Collected data
-=-=-=-=-
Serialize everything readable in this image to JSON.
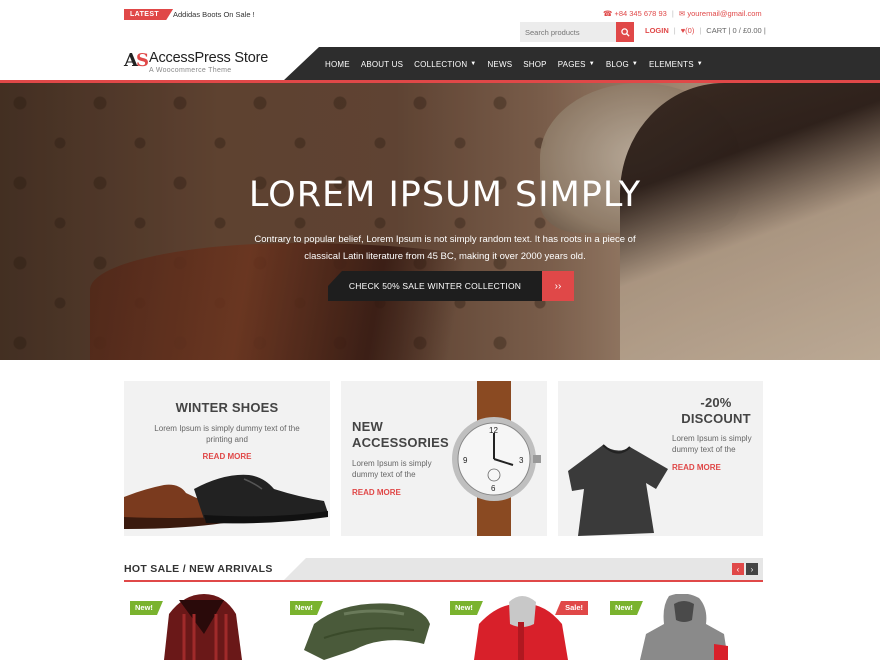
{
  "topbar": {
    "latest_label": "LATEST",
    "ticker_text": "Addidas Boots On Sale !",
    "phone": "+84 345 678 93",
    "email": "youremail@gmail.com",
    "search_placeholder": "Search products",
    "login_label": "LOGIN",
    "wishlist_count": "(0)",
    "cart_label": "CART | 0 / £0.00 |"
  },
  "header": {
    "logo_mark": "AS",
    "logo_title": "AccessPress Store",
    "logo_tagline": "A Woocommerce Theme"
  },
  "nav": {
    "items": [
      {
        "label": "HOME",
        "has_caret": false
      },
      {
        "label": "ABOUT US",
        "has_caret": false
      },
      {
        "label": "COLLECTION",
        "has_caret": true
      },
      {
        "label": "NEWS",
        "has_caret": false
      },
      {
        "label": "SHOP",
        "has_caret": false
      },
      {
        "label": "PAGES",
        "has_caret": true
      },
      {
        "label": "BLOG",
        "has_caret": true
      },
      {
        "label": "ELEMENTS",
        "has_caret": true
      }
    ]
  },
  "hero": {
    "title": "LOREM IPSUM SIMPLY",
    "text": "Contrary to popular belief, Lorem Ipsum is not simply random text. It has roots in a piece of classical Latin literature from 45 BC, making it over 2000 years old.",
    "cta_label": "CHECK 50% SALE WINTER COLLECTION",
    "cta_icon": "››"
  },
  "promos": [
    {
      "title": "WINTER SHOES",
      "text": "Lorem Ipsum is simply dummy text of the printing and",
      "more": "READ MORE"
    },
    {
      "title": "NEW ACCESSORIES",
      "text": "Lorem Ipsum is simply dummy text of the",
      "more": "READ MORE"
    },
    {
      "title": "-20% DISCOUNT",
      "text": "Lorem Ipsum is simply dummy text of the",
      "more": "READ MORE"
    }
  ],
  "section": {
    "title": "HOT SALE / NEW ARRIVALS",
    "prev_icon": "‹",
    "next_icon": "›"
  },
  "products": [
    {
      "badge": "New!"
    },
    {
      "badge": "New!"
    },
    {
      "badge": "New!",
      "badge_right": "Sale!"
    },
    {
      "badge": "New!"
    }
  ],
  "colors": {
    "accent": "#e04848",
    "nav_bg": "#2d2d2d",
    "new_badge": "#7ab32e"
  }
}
-=-=-=-=-
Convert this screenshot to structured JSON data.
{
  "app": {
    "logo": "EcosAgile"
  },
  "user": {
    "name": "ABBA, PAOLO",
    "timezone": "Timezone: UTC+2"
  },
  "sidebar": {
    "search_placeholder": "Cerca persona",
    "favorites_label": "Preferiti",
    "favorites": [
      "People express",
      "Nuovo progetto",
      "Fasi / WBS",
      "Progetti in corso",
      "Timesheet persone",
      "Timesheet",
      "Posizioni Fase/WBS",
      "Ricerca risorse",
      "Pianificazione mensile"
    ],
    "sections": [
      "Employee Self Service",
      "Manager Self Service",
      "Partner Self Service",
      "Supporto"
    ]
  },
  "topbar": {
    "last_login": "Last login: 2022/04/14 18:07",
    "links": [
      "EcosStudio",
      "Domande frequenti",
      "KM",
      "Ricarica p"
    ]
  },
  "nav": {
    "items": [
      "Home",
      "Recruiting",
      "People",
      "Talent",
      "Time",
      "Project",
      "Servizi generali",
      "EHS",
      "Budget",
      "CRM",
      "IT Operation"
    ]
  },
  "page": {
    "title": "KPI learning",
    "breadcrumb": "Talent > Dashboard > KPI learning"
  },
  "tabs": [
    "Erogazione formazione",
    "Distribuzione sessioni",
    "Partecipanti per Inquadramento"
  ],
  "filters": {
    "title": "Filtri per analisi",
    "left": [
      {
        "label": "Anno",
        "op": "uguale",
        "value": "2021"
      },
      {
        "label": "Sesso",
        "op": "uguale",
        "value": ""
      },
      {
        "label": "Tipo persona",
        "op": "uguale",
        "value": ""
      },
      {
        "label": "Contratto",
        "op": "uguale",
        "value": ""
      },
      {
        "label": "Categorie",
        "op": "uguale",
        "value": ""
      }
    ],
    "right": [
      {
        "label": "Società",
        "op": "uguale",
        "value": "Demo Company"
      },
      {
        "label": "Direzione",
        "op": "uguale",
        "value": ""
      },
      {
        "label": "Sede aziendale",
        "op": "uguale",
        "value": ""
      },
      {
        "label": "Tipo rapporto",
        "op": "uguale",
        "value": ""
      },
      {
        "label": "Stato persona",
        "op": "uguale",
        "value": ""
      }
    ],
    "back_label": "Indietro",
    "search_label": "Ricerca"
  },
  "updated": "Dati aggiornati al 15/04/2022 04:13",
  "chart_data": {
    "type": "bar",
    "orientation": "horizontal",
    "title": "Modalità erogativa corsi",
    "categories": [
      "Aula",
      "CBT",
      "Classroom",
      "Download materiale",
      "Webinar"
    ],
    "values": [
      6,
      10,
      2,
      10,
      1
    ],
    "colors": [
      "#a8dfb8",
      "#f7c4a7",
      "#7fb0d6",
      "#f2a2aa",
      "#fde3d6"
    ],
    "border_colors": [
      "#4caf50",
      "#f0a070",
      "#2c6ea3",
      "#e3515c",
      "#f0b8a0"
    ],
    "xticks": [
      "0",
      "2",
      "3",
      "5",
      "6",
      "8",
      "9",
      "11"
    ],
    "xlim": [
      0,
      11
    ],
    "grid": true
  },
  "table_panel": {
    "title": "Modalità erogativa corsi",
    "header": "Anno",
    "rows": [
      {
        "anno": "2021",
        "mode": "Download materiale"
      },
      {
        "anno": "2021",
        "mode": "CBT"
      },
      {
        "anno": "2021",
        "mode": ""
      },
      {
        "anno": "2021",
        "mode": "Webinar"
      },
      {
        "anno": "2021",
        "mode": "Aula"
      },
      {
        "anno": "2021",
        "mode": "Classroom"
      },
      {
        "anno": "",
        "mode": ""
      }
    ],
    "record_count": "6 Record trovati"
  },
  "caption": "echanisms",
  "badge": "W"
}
-=-=-=-=-
*GIVEN INSTRUCTION:* Locate the string "products" in the listing above and copy every line where it occurs.

*TASK RESULT:*
    "search_placeholder": "Search products",
  "products": [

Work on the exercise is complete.